[Figure content listings]

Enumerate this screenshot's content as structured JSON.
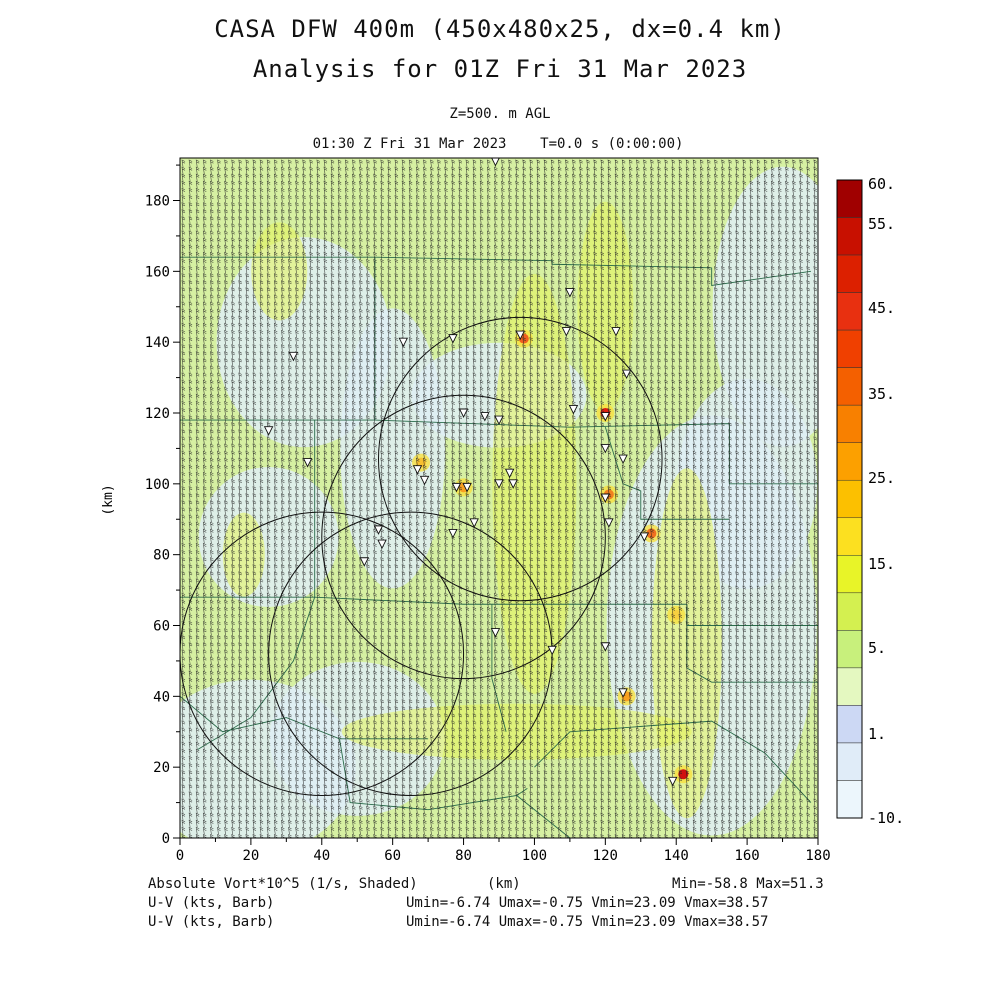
{
  "header": {
    "title_line1": "CASA DFW 400m (450x480x25, dx=0.4 km)",
    "title_line2": "Analysis for 01Z Fri 31 Mar 2023",
    "level": "Z=500. m AGL",
    "time": "01:30 Z Fri 31 Mar 2023    T=0.0 s (0:00:00)"
  },
  "axes": {
    "x_ticks": [
      "0",
      "20",
      "40",
      "60",
      "80",
      "100",
      "120",
      "140",
      "160",
      "180"
    ],
    "y_ticks": [
      "0",
      "20",
      "40",
      "60",
      "80",
      "100",
      "120",
      "140",
      "160",
      "180"
    ],
    "x_label": "(km)",
    "y_label": "(km)",
    "x_range": [
      0,
      180
    ],
    "y_range": [
      0,
      192
    ]
  },
  "colorbar": {
    "labels": [
      "60.",
      "55.",
      "45.",
      "35.",
      "25.",
      "15.",
      "5.",
      "1.",
      "-10."
    ],
    "colors": [
      "#a00000",
      "#c81000",
      "#dc2000",
      "#e83010",
      "#f04000",
      "#f46000",
      "#f88000",
      "#fca000",
      "#fcc000",
      "#fce020",
      "#e8f428",
      "#d4f050",
      "#c8f07c",
      "#e4f8c0",
      "#ccd8f4",
      "#e0ecf8",
      "#ecf6fc"
    ]
  },
  "footer": {
    "field_label": "Absolute Vort*10^5 (1/s, Shaded)",
    "field_stats": "Min=-58.8 Max=51.3",
    "barb1_label": "U-V (kts, Barb)",
    "barb1_stats": "Umin=-6.74 Umax=-0.75 Vmin=23.09 Vmax=38.57",
    "barb2_label": "U-V (kts, Barb)",
    "barb2_stats": "Umin=-6.74 Umax=-0.75 Vmin=23.09 Vmax=38.57",
    "x_unit": "(km)"
  },
  "map_data": {
    "radar_rings": [
      {
        "cx": 96,
        "cy": 107,
        "r": 40
      },
      {
        "cx": 80,
        "cy": 85,
        "r": 40
      },
      {
        "cx": 40,
        "cy": 52,
        "r": 40
      },
      {
        "cx": 65,
        "cy": 52,
        "r": 40
      }
    ],
    "hotspots": [
      {
        "x": 97,
        "y": 141,
        "color": "#f06020"
      },
      {
        "x": 120,
        "y": 120,
        "color": "#e02010"
      },
      {
        "x": 133,
        "y": 86,
        "color": "#f07020"
      },
      {
        "x": 142,
        "y": 18,
        "color": "#d01010"
      },
      {
        "x": 126,
        "y": 40,
        "color": "#f8a020"
      },
      {
        "x": 80,
        "y": 99,
        "color": "#f8a020"
      },
      {
        "x": 121,
        "y": 97,
        "color": "#f08020"
      },
      {
        "x": 140,
        "y": 63,
        "color": "#f8d040"
      },
      {
        "x": 68,
        "y": 106,
        "color": "#f8c030"
      }
    ],
    "station_markers": [
      [
        89,
        191
      ],
      [
        110,
        154
      ],
      [
        109,
        143
      ],
      [
        96,
        142
      ],
      [
        123,
        143
      ],
      [
        77,
        141
      ],
      [
        63,
        140
      ],
      [
        126,
        131
      ],
      [
        32,
        136
      ],
      [
        111,
        121
      ],
      [
        86,
        119
      ],
      [
        90,
        118
      ],
      [
        80,
        120
      ],
      [
        120,
        119
      ],
      [
        25,
        115
      ],
      [
        120,
        110
      ],
      [
        125,
        107
      ],
      [
        36,
        106
      ],
      [
        67,
        104
      ],
      [
        69,
        101
      ],
      [
        93,
        103
      ],
      [
        90,
        100
      ],
      [
        94,
        100
      ],
      [
        81,
        99
      ],
      [
        78,
        99
      ],
      [
        120,
        96
      ],
      [
        121,
        89
      ],
      [
        83,
        89
      ],
      [
        77,
        86
      ],
      [
        131,
        85
      ],
      [
        56,
        87
      ],
      [
        57,
        83
      ],
      [
        52,
        78
      ],
      [
        89,
        58
      ],
      [
        105,
        53
      ],
      [
        120,
        54
      ],
      [
        125,
        41
      ],
      [
        139,
        16
      ]
    ]
  }
}
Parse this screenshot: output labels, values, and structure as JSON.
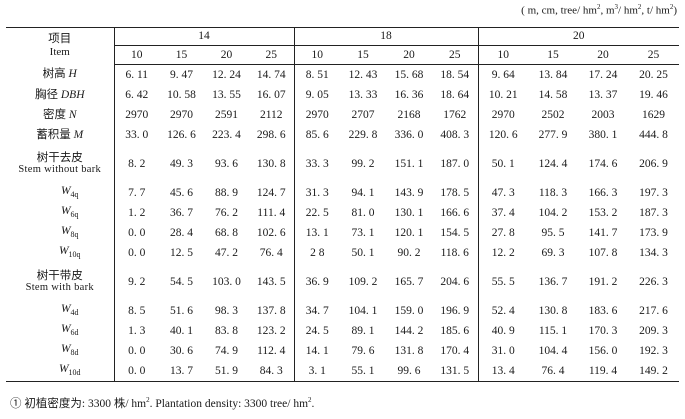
{
  "units_prefix": "( m, cm, tree",
  "units_mid1": "hm",
  "units_mid2": ", m",
  "units_mid3": "hm",
  "units_mid4": ", t",
  "units_mid5": "hm",
  "units_suffix": ")",
  "header": {
    "item_cn": "项目",
    "item_en": "Item",
    "groups": [
      "14",
      "18",
      "20"
    ],
    "ages": [
      "10",
      "15",
      "20",
      "25",
      "10",
      "15",
      "20",
      "25",
      "10",
      "15",
      "20",
      "25"
    ]
  },
  "rows": [
    {
      "cn": "树高",
      "sym": "H",
      "values": [
        "6. 11",
        "9. 47",
        "12. 24",
        "14. 74",
        "8. 51",
        "12. 43",
        "15. 68",
        "18. 54",
        "9. 64",
        "13. 84",
        "17. 24",
        "20. 25"
      ]
    },
    {
      "cn": "胸径",
      "sym": "DBH",
      "values": [
        "6. 42",
        "10. 58",
        "13. 55",
        "16. 07",
        "9. 05",
        "13. 33",
        "16. 36",
        "18. 64",
        "10. 21",
        "14. 58",
        "13. 37",
        "19. 46"
      ]
    },
    {
      "cn": "密度",
      "sym": "N",
      "values": [
        "2970",
        "2970",
        "2591",
        "2112",
        "2970",
        "2707",
        "2168",
        "1762",
        "2970",
        "2502",
        "2003",
        "1629"
      ]
    },
    {
      "cn": "蓄积量",
      "sym": "M",
      "values": [
        "33. 0",
        "126. 6",
        "223. 4",
        "298. 6",
        "85. 6",
        "229. 8",
        "336. 0",
        "408. 3",
        "120. 6",
        "277. 9",
        "380. 1",
        "444. 8"
      ]
    },
    {
      "cn": "树干去皮",
      "en": "Stem without bark",
      "values": [
        "8. 2",
        "49. 3",
        "93. 6",
        "130. 8",
        "33. 3",
        "99. 2",
        "151. 1",
        "187. 0",
        "50. 1",
        "124. 4",
        "174. 6",
        "206. 9"
      ]
    },
    {
      "w": "W",
      "wsub": "4q",
      "values": [
        "7. 7",
        "45. 6",
        "88. 9",
        "124. 7",
        "31. 3",
        "94. 1",
        "143. 9",
        "178. 5",
        "47. 3",
        "118. 3",
        "166. 3",
        "197. 3"
      ]
    },
    {
      "w": "W",
      "wsub": "6q",
      "values": [
        "1. 2",
        "36. 7",
        "76. 2",
        "111. 4",
        "22. 5",
        "81. 0",
        "130. 1",
        "166. 6",
        "37. 4",
        "104. 2",
        "153. 2",
        "187. 3"
      ]
    },
    {
      "w": "W",
      "wsub": "8q",
      "values": [
        "0. 0",
        "28. 4",
        "68. 8",
        "102. 6",
        "13. 1",
        "73. 1",
        "120. 1",
        "154. 5",
        "27. 8",
        "95. 5",
        "141. 7",
        "173. 9"
      ]
    },
    {
      "w": "W",
      "wsub": "10q",
      "values": [
        "0. 0",
        "12. 5",
        "47. 2",
        "76. 4",
        "2 8",
        "50. 1",
        "90. 2",
        "118. 6",
        "12. 2",
        "69. 3",
        "107. 8",
        "134. 3"
      ]
    },
    {
      "cn": "树干带皮",
      "en": "Stem with bark",
      "values": [
        "9. 2",
        "54. 5",
        "103. 0",
        "143. 5",
        "36. 9",
        "109. 2",
        "165. 7",
        "204. 6",
        "55. 5",
        "136. 7",
        "191. 2",
        "226. 3"
      ]
    },
    {
      "w": "W",
      "wsub": "4d",
      "values": [
        "8. 5",
        "51. 6",
        "98. 3",
        "137. 8",
        "34. 7",
        "104. 1",
        "159. 0",
        "196. 9",
        "52. 4",
        "130. 8",
        "183. 6",
        "217. 6"
      ]
    },
    {
      "w": "W",
      "wsub": "6d",
      "values": [
        "1. 3",
        "40. 1",
        "83. 8",
        "123. 2",
        "24. 5",
        "89. 1",
        "144. 2",
        "185. 6",
        "40. 9",
        "115. 1",
        "170. 3",
        "209. 3"
      ]
    },
    {
      "w": "W",
      "wsub": "8d",
      "values": [
        "0. 0",
        "30. 6",
        "74. 9",
        "112. 4",
        "14. 1",
        "79. 6",
        "131. 8",
        "170. 4",
        "31. 0",
        "104. 4",
        "156. 0",
        "192. 3"
      ]
    },
    {
      "w": "W",
      "wsub": "10d",
      "values": [
        "0. 0",
        "13. 7",
        "51. 9",
        "84. 3",
        "3. 1",
        "55. 1",
        "99. 6",
        "131. 5",
        "13. 4",
        "76. 4",
        "119. 4",
        "149. 2"
      ]
    }
  ],
  "footnote_cn": "① 初植密度为: 3300 株/ hm",
  "footnote_en": ". Plantation density: 3300 tree/ hm",
  "footnote_end": "."
}
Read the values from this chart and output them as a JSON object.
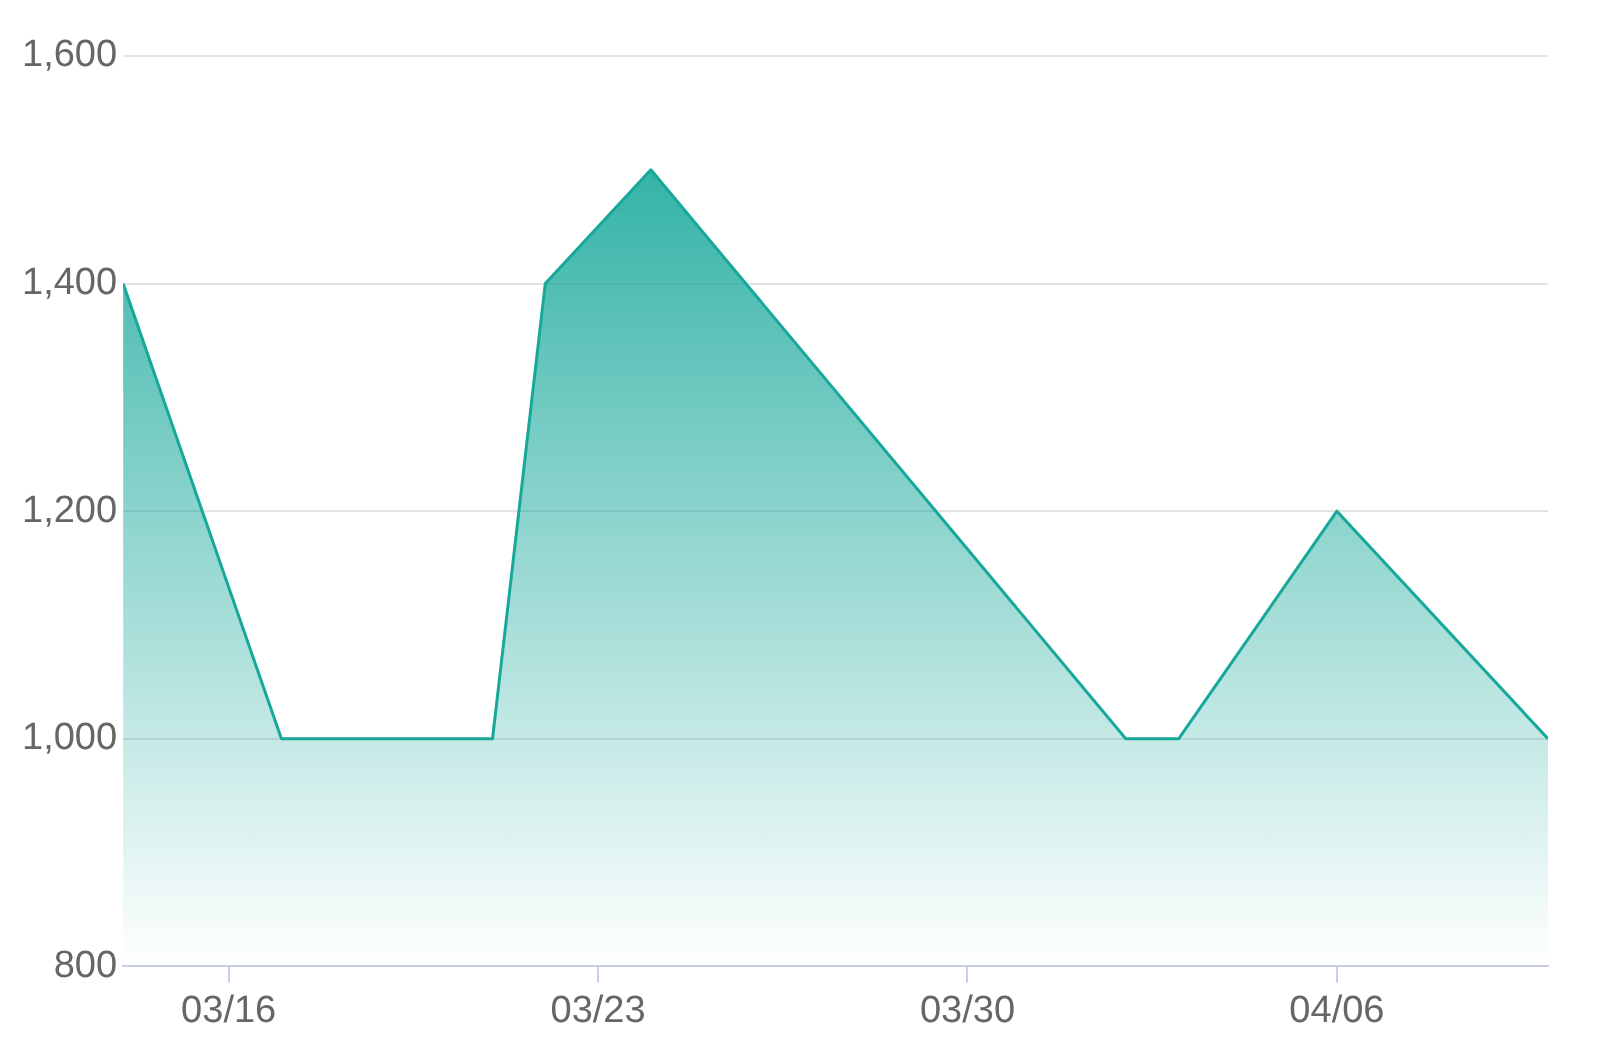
{
  "chart_data": {
    "type": "area",
    "x": [
      "--03-14",
      "--03-17",
      "--03-21",
      "--03-22",
      "--03-24",
      "--04-02",
      "--04-03",
      "--04-06",
      "--04-10"
    ],
    "series": [
      {
        "color": "#17a89a",
        "values": [
          1400,
          1000,
          1000,
          1400,
          1500,
          1000,
          1000,
          1200,
          1000
        ]
      }
    ],
    "xlim": [
      "--03-14",
      "--04-10"
    ],
    "xticks": [
      {
        "value": "--03-16",
        "label": "03/16"
      },
      {
        "value": "--03-23",
        "label": "03/23"
      },
      {
        "value": "--03-30",
        "label": "03/30"
      },
      {
        "value": "--04-06",
        "label": "04/06"
      }
    ],
    "ylim": [
      800,
      1600
    ],
    "yticks": [
      {
        "value": 800,
        "label": "800"
      },
      {
        "value": 1000,
        "label": "1,000"
      },
      {
        "value": 1200,
        "label": "1,200"
      },
      {
        "value": 1400,
        "label": "1,400"
      },
      {
        "value": 1600,
        "label": "1,600"
      }
    ],
    "grid": "y",
    "legend": false,
    "marker": "none"
  }
}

WHAT YOU SHOULD DO
Quote verbatim every line starting at the line that contains "Read the values" and ending with the last line of the records; omit all pictures.

EXPECTED ANSWER
Read the values from this chart and output them as a JSON object.
{
  "chart_data": {
    "type": "area",
    "x": [
      "--03-14",
      "--03-17",
      "--03-21",
      "--03-22",
      "--03-24",
      "--04-02",
      "--04-03",
      "--04-06",
      "--04-10"
    ],
    "series": [
      {
        "color": "#17a89a",
        "values": [
          1400,
          1000,
          1000,
          1400,
          1500,
          1000,
          1000,
          1200,
          1000
        ]
      }
    ],
    "xlim": [
      "--03-14",
      "--04-10"
    ],
    "xticks": [
      {
        "value": "--03-16",
        "label": "03/16"
      },
      {
        "value": "--03-23",
        "label": "03/23"
      },
      {
        "value": "--03-30",
        "label": "03/30"
      },
      {
        "value": "--04-06",
        "label": "04/06"
      }
    ],
    "ylim": [
      800,
      1600
    ],
    "yticks": [
      {
        "value": 800,
        "label": "800"
      },
      {
        "value": 1000,
        "label": "1,000"
      },
      {
        "value": 1200,
        "label": "1,200"
      },
      {
        "value": 1400,
        "label": "1,400"
      },
      {
        "value": 1600,
        "label": "1,600"
      }
    ],
    "grid": "y",
    "legend": false,
    "marker": "none"
  }
}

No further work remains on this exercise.